[Figure data in JSON]
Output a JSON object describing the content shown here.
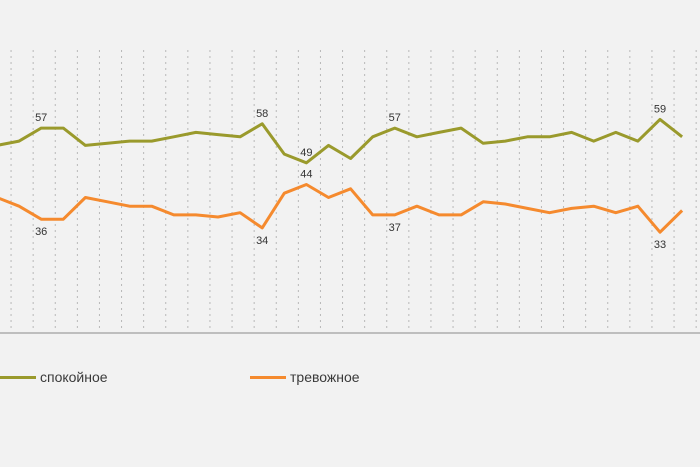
{
  "chart_data": {
    "type": "line",
    "title": "",
    "xlabel": "",
    "ylabel": "",
    "ylim": [
      10,
      75
    ],
    "grid": "vertical-dotted",
    "legend_position": "bottom",
    "series": [
      {
        "name": "спокойное",
        "color": "#9a9a2c",
        "values": [
          53,
          54,
          57,
          57,
          53,
          53.5,
          54,
          54,
          55,
          56,
          55.5,
          55,
          58,
          51,
          49,
          53,
          50,
          55,
          57,
          55,
          56,
          57,
          53.5,
          54,
          55,
          55,
          56,
          54,
          56,
          54,
          59,
          55
        ],
        "labels": [
          {
            "i": 2,
            "text": "57"
          },
          {
            "i": 12,
            "text": "58"
          },
          {
            "i": 14,
            "text": "49"
          },
          {
            "i": 18,
            "text": "57"
          },
          {
            "i": 30,
            "text": "59"
          }
        ]
      },
      {
        "name": "тревожное",
        "color": "#f58a2e",
        "values": [
          41,
          39,
          36,
          36,
          41,
          40,
          39,
          39,
          37,
          37,
          36.5,
          37.5,
          34,
          42,
          44,
          41,
          43,
          37,
          37,
          39,
          37,
          37,
          40,
          39.5,
          38.5,
          37.5,
          38.5,
          39,
          37.5,
          39,
          33,
          38
        ],
        "labels": [
          {
            "i": 2,
            "text": "36"
          },
          {
            "i": 12,
            "text": "34"
          },
          {
            "i": 14,
            "text": "44"
          },
          {
            "i": 18,
            "text": "37"
          },
          {
            "i": 30,
            "text": "33"
          }
        ]
      }
    ]
  }
}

Requirement: Go through the material and copy out every line with "text" in it.

Finished task:
            "text": "57"
            "text": "58"
            "text": "49"
            "text": "57"
            "text": "59"
            "text": "36"
            "text": "34"
            "text": "44"
            "text": "37"
            "text": "33"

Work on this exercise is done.